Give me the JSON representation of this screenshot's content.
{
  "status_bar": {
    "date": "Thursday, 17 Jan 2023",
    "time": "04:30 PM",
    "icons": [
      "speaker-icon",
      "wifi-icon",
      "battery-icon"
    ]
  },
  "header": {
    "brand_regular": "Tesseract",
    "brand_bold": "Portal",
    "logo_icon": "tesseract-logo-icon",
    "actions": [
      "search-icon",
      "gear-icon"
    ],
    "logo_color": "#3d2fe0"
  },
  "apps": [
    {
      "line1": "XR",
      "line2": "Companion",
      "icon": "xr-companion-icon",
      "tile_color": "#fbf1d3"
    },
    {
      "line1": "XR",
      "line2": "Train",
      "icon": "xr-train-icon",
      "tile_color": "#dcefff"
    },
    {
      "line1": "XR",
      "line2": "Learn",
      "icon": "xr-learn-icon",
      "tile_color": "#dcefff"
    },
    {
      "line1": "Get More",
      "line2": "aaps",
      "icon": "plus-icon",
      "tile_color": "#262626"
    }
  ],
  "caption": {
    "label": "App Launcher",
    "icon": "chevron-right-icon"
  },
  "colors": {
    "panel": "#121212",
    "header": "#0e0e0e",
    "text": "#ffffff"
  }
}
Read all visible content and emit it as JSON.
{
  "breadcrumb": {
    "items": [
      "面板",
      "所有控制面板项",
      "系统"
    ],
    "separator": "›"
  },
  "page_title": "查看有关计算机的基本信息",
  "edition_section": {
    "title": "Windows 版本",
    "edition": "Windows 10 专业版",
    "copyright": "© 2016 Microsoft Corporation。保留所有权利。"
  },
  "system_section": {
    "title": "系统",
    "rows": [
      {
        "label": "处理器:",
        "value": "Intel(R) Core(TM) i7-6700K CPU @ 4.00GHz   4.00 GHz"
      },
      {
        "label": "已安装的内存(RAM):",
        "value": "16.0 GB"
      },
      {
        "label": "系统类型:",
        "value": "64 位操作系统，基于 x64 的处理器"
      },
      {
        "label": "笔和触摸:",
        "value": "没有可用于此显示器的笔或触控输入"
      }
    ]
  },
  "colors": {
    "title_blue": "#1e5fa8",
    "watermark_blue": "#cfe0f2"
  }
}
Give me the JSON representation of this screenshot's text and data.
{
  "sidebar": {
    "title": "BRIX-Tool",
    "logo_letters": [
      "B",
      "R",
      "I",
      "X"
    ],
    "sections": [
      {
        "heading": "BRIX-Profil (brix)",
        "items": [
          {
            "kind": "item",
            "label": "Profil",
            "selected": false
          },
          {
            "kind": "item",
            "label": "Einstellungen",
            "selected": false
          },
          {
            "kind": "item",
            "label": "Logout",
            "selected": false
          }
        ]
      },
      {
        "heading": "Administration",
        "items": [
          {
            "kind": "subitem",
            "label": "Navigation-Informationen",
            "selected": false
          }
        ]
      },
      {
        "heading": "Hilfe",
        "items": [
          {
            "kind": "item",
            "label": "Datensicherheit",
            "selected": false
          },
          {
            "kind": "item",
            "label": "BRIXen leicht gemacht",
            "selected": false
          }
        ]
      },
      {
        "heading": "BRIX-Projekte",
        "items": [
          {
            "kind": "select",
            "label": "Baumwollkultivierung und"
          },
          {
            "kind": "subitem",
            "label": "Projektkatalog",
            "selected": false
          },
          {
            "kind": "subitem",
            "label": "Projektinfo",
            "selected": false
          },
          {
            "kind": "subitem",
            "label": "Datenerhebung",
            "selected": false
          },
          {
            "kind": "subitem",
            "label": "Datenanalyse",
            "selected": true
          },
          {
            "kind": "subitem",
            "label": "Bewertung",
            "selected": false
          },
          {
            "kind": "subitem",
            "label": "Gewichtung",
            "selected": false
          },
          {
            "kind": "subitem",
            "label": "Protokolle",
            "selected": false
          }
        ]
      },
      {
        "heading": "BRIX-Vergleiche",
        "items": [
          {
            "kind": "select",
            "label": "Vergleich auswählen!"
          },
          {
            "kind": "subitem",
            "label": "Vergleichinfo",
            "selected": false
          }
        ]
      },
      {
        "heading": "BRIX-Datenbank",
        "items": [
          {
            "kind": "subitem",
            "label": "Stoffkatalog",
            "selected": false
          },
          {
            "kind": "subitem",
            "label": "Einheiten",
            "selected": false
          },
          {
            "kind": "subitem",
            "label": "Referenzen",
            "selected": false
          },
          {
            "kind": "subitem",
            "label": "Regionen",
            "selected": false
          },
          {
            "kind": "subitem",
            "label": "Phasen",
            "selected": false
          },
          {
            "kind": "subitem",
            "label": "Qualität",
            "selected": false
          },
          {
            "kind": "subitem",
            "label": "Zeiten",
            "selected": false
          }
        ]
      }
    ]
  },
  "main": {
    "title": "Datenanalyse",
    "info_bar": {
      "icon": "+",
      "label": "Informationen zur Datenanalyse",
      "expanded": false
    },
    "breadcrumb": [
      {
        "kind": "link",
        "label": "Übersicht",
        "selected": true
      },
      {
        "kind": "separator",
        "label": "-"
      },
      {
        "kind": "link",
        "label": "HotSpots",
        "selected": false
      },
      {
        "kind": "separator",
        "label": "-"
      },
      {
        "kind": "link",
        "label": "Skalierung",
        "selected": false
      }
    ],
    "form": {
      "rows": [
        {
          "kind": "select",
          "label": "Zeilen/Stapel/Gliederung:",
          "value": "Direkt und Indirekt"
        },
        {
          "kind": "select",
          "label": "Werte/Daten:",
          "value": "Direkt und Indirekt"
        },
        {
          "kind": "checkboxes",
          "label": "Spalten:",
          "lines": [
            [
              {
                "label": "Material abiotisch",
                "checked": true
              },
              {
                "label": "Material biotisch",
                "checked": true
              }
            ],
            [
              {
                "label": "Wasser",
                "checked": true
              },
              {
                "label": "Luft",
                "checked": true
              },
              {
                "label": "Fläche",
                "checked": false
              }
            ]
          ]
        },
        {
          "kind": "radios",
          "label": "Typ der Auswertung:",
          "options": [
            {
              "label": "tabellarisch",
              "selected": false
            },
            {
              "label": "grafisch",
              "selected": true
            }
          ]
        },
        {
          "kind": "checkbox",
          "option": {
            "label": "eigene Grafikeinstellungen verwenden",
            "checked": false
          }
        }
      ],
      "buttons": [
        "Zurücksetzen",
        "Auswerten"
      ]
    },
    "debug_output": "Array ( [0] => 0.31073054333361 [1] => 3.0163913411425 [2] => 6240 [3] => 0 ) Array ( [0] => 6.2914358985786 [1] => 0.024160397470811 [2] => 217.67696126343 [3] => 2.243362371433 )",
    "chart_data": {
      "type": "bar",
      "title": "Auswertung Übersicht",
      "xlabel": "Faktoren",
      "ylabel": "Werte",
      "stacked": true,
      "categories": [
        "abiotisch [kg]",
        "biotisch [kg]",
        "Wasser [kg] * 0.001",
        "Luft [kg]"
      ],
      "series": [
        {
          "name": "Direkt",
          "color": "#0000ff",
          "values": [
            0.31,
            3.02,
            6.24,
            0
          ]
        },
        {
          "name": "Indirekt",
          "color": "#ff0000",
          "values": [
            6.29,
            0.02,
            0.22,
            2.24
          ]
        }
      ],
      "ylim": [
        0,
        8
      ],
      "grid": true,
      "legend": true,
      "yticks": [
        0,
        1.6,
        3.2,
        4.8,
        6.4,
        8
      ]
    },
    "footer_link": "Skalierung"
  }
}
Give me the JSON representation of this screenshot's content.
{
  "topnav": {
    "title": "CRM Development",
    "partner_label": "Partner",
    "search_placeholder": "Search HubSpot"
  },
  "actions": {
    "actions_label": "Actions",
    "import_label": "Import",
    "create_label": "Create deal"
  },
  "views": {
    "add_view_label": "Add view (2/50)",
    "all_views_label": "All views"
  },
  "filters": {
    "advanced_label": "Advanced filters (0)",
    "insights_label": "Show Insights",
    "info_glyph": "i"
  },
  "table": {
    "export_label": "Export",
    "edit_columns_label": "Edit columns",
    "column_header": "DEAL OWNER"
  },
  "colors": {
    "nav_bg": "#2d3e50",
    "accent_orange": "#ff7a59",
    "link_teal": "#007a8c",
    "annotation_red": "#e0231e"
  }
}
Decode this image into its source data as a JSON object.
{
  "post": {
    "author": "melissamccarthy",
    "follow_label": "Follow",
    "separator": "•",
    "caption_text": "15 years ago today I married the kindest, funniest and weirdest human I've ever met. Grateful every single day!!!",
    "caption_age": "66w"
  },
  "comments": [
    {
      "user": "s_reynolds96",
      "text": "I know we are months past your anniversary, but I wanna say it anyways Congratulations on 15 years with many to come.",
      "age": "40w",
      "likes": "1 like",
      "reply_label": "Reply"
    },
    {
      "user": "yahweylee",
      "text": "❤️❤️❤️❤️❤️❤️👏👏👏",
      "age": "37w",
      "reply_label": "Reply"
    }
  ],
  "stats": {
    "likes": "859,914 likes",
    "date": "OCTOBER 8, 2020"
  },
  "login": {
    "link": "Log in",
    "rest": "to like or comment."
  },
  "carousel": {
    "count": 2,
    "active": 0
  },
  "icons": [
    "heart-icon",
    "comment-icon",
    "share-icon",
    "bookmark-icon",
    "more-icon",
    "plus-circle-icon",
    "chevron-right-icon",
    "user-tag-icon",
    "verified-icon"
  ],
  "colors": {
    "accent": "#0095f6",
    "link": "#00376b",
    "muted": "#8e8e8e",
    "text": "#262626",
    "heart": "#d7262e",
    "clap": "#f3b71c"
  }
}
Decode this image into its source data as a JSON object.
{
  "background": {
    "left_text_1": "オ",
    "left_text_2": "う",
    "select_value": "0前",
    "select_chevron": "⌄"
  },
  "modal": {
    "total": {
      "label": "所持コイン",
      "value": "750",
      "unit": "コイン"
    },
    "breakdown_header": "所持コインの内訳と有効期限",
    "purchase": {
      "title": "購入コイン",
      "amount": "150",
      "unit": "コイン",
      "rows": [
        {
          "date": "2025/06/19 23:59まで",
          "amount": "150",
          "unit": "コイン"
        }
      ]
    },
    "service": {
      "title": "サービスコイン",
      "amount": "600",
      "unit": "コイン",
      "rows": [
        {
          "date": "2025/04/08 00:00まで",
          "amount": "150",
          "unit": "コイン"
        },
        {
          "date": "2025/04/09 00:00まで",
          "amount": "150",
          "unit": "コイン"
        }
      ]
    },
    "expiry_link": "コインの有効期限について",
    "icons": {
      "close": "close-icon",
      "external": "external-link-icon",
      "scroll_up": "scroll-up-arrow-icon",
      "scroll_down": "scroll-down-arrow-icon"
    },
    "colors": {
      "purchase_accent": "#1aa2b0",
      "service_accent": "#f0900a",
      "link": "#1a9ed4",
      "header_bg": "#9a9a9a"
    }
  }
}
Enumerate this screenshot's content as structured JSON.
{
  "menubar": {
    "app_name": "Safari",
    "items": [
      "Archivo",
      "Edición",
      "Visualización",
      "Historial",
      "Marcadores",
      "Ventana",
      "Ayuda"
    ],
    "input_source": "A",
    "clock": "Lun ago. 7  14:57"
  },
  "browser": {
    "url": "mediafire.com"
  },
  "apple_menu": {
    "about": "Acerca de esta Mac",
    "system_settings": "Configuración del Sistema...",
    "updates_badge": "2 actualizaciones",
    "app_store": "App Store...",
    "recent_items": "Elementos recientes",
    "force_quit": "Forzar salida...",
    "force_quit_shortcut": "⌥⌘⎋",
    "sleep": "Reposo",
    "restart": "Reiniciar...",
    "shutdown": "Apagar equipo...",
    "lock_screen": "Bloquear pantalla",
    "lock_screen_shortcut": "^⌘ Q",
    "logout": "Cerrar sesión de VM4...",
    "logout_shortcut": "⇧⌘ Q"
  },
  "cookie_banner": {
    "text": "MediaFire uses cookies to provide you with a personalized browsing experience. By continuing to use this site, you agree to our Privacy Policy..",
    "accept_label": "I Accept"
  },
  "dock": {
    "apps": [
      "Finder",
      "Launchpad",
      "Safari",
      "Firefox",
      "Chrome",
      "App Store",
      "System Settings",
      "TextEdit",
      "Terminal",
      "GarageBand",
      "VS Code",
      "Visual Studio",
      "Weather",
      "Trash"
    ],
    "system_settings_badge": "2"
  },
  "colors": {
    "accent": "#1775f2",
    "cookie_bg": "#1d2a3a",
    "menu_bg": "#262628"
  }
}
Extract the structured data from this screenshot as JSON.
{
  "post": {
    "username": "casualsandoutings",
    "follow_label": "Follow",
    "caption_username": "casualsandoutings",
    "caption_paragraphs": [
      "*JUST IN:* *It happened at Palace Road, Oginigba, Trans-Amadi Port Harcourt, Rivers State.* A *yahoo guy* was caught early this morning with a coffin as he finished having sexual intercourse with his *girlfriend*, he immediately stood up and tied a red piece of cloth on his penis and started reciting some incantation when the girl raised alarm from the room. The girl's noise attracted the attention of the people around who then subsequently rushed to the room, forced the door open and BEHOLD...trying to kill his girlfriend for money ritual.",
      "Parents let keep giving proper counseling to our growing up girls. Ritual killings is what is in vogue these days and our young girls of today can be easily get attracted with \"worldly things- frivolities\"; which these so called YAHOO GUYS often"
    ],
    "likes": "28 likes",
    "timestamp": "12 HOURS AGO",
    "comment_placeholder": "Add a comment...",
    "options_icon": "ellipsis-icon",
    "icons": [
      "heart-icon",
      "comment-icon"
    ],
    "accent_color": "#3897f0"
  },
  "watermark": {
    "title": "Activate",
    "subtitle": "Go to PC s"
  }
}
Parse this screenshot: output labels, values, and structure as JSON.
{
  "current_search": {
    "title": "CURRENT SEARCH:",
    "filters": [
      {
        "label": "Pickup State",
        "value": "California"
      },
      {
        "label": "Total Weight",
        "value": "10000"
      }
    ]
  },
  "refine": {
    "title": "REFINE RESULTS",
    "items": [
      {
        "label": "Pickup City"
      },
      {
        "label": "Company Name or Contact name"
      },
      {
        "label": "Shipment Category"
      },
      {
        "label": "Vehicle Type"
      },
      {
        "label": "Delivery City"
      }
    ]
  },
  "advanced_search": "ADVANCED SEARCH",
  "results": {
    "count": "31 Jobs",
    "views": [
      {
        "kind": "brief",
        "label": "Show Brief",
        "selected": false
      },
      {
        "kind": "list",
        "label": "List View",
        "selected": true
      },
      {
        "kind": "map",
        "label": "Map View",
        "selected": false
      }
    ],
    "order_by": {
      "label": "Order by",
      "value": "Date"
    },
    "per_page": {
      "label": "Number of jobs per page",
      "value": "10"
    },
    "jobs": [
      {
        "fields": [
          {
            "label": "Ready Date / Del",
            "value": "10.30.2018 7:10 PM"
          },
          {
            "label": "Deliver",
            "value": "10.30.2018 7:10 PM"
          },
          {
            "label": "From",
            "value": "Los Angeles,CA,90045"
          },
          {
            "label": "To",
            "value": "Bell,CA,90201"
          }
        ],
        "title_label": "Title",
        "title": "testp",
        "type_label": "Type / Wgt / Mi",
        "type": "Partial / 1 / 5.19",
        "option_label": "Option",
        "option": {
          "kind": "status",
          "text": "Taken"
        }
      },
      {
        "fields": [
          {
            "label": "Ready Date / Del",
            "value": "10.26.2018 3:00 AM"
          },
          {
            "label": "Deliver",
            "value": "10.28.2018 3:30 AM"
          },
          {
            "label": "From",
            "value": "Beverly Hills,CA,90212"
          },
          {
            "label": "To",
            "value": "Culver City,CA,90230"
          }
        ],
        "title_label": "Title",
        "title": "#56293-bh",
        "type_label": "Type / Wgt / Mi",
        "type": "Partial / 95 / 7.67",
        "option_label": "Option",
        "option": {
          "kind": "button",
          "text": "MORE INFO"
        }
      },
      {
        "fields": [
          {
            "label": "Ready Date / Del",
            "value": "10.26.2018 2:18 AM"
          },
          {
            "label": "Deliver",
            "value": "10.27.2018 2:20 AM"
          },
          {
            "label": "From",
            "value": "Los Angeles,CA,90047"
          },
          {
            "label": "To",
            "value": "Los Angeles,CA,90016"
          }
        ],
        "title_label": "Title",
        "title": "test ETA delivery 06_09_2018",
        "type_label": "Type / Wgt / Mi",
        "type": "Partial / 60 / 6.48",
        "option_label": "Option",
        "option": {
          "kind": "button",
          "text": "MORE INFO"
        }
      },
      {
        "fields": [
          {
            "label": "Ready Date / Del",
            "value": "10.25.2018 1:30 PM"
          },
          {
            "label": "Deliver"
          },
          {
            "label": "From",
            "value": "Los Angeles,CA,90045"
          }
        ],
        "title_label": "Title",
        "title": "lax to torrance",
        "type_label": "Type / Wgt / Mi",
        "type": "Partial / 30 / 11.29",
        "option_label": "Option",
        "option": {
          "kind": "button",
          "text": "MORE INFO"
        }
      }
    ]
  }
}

++++

What this task involves ::
Among the lines above, determine how many hold the word "City"; report the figure alone.

Reply to the task ::
3